§ Task instructions: Retype each entry below exactly as it stands.

[Extracted records]

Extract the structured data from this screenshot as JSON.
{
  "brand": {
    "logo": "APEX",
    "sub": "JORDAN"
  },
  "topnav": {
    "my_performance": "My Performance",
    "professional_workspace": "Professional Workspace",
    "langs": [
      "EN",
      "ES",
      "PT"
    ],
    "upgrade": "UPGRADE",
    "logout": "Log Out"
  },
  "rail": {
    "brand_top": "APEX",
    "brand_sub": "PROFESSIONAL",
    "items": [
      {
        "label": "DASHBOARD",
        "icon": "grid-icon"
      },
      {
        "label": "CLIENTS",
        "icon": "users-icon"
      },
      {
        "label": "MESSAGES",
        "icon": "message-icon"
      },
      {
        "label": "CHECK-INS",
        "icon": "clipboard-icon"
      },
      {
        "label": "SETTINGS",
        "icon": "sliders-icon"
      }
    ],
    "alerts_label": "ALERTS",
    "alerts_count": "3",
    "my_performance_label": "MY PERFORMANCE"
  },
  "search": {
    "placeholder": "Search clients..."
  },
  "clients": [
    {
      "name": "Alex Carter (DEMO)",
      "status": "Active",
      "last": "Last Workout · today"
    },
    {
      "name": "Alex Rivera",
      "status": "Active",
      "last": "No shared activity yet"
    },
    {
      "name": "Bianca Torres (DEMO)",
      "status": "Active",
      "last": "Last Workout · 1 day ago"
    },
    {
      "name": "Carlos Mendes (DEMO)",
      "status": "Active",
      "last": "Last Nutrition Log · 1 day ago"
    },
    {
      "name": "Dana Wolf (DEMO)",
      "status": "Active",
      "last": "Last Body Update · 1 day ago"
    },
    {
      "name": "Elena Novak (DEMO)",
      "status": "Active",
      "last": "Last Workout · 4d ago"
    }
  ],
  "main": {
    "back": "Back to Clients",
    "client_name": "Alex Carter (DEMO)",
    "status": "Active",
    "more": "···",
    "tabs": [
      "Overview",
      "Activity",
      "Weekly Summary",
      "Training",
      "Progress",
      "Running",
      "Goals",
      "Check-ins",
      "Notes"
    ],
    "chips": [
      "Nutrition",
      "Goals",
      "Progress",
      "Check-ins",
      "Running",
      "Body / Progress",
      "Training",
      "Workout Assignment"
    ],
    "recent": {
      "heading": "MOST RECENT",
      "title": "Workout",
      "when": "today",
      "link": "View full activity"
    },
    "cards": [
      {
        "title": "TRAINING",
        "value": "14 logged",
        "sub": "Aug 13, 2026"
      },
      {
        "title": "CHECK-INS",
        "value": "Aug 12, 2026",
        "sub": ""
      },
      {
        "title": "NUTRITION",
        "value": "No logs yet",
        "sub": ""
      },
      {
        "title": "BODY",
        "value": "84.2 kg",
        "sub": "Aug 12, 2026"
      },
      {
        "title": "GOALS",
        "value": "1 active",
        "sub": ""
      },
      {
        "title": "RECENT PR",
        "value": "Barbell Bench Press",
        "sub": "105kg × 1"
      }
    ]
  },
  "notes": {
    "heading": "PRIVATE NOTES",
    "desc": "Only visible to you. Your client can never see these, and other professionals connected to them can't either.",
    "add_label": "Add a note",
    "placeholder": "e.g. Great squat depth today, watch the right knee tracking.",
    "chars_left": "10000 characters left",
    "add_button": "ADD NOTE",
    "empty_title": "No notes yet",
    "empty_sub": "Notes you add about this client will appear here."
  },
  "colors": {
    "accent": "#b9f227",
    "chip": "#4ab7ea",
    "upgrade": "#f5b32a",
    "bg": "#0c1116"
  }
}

§ Answer:
Extract the structured data from this screenshot as JSON.
{
  "brand": {
    "logo": "APEX",
    "sub": "JORDAN"
  },
  "topnav": {
    "my_performance": "My Performance",
    "professional_workspace": "Professional Workspace",
    "langs": [
      "EN",
      "ES",
      "PT"
    ],
    "upgrade": "UPGRADE",
    "logout": "Log Out"
  },
  "rail": {
    "brand_top": "APEX",
    "brand_sub": "PROFESSIONAL",
    "items": [
      {
        "label": "DASHBOARD",
        "icon": "grid-icon"
      },
      {
        "label": "CLIENTS",
        "icon": "users-icon"
      },
      {
        "label": "MESSAGES",
        "icon": "message-icon"
      },
      {
        "label": "CHECK-INS",
        "icon": "clipboard-icon"
      },
      {
        "label": "SETTINGS",
        "icon": "sliders-icon"
      }
    ],
    "alerts_label": "ALERTS",
    "alerts_count": "3",
    "my_performance_label": "MY PERFORMANCE"
  },
  "search": {
    "placeholder": "Search clients..."
  },
  "clients": [
    {
      "name": "Alex Carter (DEMO)",
      "status": "Active",
      "last": "Last Workout · today"
    },
    {
      "name": "Alex Rivera",
      "status": "Active",
      "last": "No shared activity yet"
    },
    {
      "name": "Bianca Torres (DEMO)",
      "status": "Active",
      "last": "Last Workout · 1 day ago"
    },
    {
      "name": "Carlos Mendes (DEMO)",
      "status": "Active",
      "last": "Last Nutrition Log · 1 day ago"
    },
    {
      "name": "Dana Wolf (DEMO)",
      "status": "Active",
      "last": "Last Body Update · 1 day ago"
    },
    {
      "name": "Elena Novak (DEMO)",
      "status": "Active",
      "last": "Last Workout · 4d ago"
    }
  ],
  "main": {
    "back": "Back to Clients",
    "client_name": "Alex Carter (DEMO)",
    "status": "Active",
    "more": "···",
    "tabs": [
      "Overview",
      "Activity",
      "Weekly Summary",
      "Training",
      "Progress",
      "Running",
      "Goals",
      "Check-ins",
      "Notes"
    ],
    "chips": [
      "Nutrition",
      "Goals",
      "Progress",
      "Check-ins",
      "Running",
      "Body / Progress",
      "Training",
      "Workout Assignment"
    ],
    "recent": {
      "heading": "MOST RECENT",
      "title": "Workout",
      "when": "today",
      "link": "View full activity"
    },
    "cards": [
      {
        "title": "TRAINING",
        "value": "14 logged",
        "sub": "Aug 13, 2026"
      },
      {
        "title": "CHECK-INS",
        "value": "Aug 12, 2026",
        "sub": ""
      },
      {
        "title": "NUTRITION",
        "value": "No logs yet",
        "sub": ""
      },
      {
        "title": "BODY",
        "value": "84.2 kg",
        "sub": "Aug 12, 2026"
      },
      {
        "title": "GOALS",
        "value": "1 active",
        "sub": ""
      },
      {
        "title": "RECENT PR",
        "value": "Barbell Bench Press",
        "sub": "105kg × 1"
      }
    ]
  },
  "notes": {
    "heading": "PRIVATE NOTES",
    "desc": "Only visible to you. Your client can never see these, and other professionals connected to them can't either.",
    "add_label": "Add a note",
    "placeholder": "e.g. Great squat depth today, watch the right knee tracking.",
    "chars_left": "10000 characters left",
    "add_button": "ADD NOTE",
    "empty_title": "No notes yet",
    "empty_sub": "Notes you add about this client will appear here."
  },
  "colors": {
    "accent": "#b9f227",
    "chip": "#4ab7ea",
    "upgrade": "#f5b32a",
    "bg": "#0c1116"
  }
}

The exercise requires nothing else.